* START GIVEN ENTRIES *

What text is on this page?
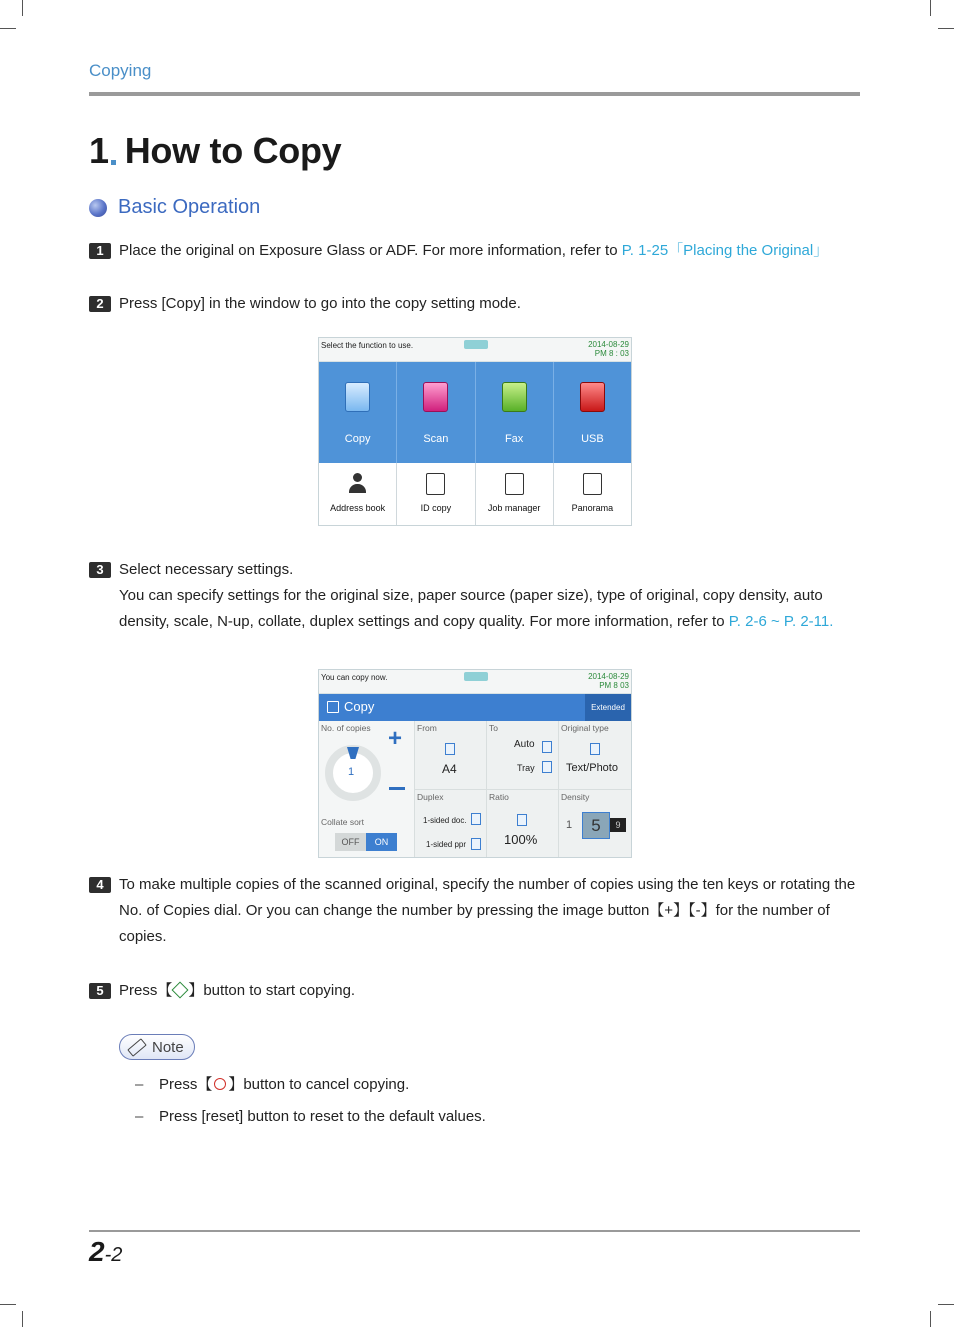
Copying
1 How to Copy
Basic Operation
1	Place the original on Exposure Glass or ADF. For more information, refer to P. 1-25「Placing the Original」
2	Press [Copy] in the window to go into the copy setting mode.
Select the function to use.	2014-08-29
PM 8 : 03
Copy	Scan	Fax	USB
Address book	ID copy	Job manager	Panorama
3	Select necessary settings.
You can specify settings for the original size, paper source (paper size), type of original, copy density, auto density, scale, N-up, collate, duplex settings and copy quality. For more information, refer to P. 2-6 ~ P. 2-11.
You can copy now.	2014-08-29
PM 8 03
Copy	Extended
No. of copies
1
+
Collate sort
OFF	ON
From
A4
To
Auto
Tray
Original type
Text/Photo
Duplex
1-sided doc.
1-sided ppr
Ratio
100%
Density
1	5	9
4	To make multiple copies of the scanned original, specify the number of copies using the ten keys or rotating the No. of Copies dial. Or you can change the number by pressing the image button【+】【-】for the number of copies.
5	Press【 】button to start copying.
Note
– Press【 】button to cancel copying.
– Press [reset] button to reset to the default values.
2-2
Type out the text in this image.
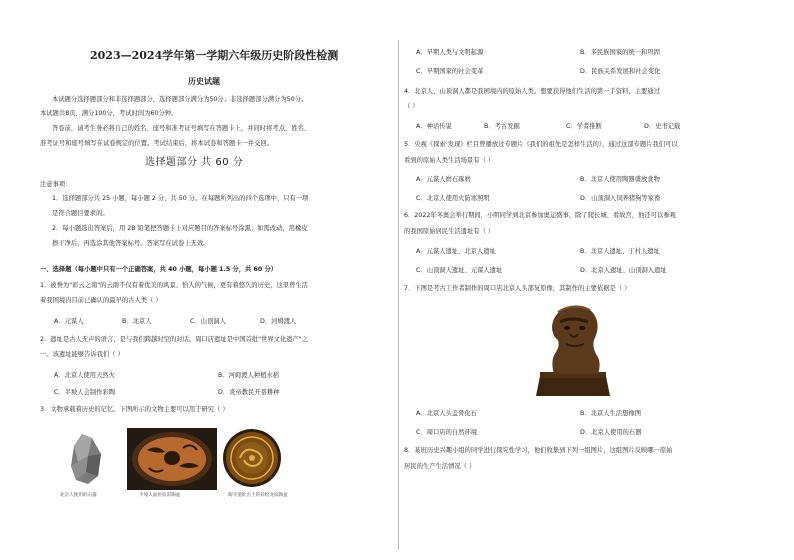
2023—2024学年第一学期六年级历史阶段性检测
历史试题
本试题分选择题部分和非选择题部分，选择题部分满分为50分；非选择题部分满分为50分。
本试题共8页，满分100分，考试时间为60分钟。
答卷前，请考生务必将自己的姓名、座号和准考证号填写在答题卡上，并同时将考点、姓名、
准考证号和座号填写在试卷规定的位置。考试结束后，将本试卷和答题卡一并交回。
选择题部分 共 60 分
注意事项：
1．选择题部分共 25 小题，每小题 2 分，共 50 分。在每题所列出的四个选项中，只有一项
是符合题目要求的。
2．每小题选出答案后，用 2B 铅笔把答题卡上对应题目的答案标号涂黑；如需改动，用橡皮
擦干净后，再选涂其他答案标号。答案写在试卷上无效。
一、选择题（每小题中只有一个正确答案，共 40 小题，每小题 1.5 分，共 60 分）
1．被誉为"彩云之南"的云南不仅有着优美的风景、怡人的气候，更有着悠久的历史，这里曾生活
着我国境内目前已确认的最早的古人类（ ）
A．元谋人	B．北京人	C．山顶洞人	D．河姆渡人
2．遗址是古人无声的语言，是与我们跨越时空的对话。周口店遗址是中国首批"世界文化遗产"之
一。该遗址能够告诉我们（ ）
A．北京人使用天然火	B．河姆渡人种植水稻
C．半坡人会制作彩陶	D．炎帝教民开垦耕种
3．文物承载着历史的记忆。下图所示的文物主要可以用于研究（ ）
北京人使用的石器	半坡人面鱼纹彩陶盆	陶寺遗址出土的彩绘龙纹陶盆
A．早期人类与文明起源	B．多民族国家的统一和巩固
C．早期国家的社会变革	D．民族关系发展和社会变化
4．北京人、山顶洞人都是我国境内的原始人类。想要获得他们生活的第一手资料，主要通过
（ ）
A．神话传说	B．考古发掘	C．学者推断	D．史书记载
5．央视《探索·发现》栏目曾播放过专题片《我们的祖先是怎样生活的》，通过这部专题片我们可以
看到的原始人类生活场景有（ ）
A．元谋人磨石琢磨	B．北京人使用陶器盛放食物
C．北京人使用火防寒照明	D．山顶洞人饲养猪狗等家畜
6．2022年冬奥会举行期间，小明同学到北京参加奥运盛事，除了爬长城、看故宫，他还可以参观
的我国原始居民生活遗址有（ ）
A．元谋人遗址、北京人遗址	B．北京人遗址、丁村人遗址
C．山顶洞人遗址、元谋人遗址	D．北京人遗址、山顶洞人遗址
7．下图是考古工作者制作的周口店北京人头部复原像，其制作的主要依据是（ ）
A．北京人头盖骨化石	B．北京人生活想像图
C．周口店的自然环境	D．北京人使用的石器
8．某班历史兴趣小组的同学进行探究性学习，他们收集到下列一组图片，这组图片反映哪一原始
居民的生产生活情况（ ）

* END GIVEN ENTRIES *

■ TASK TO COMPLETE ■
State only how many lines in the material include "北京人使用的石器".

■ FULL ANSWER ■
2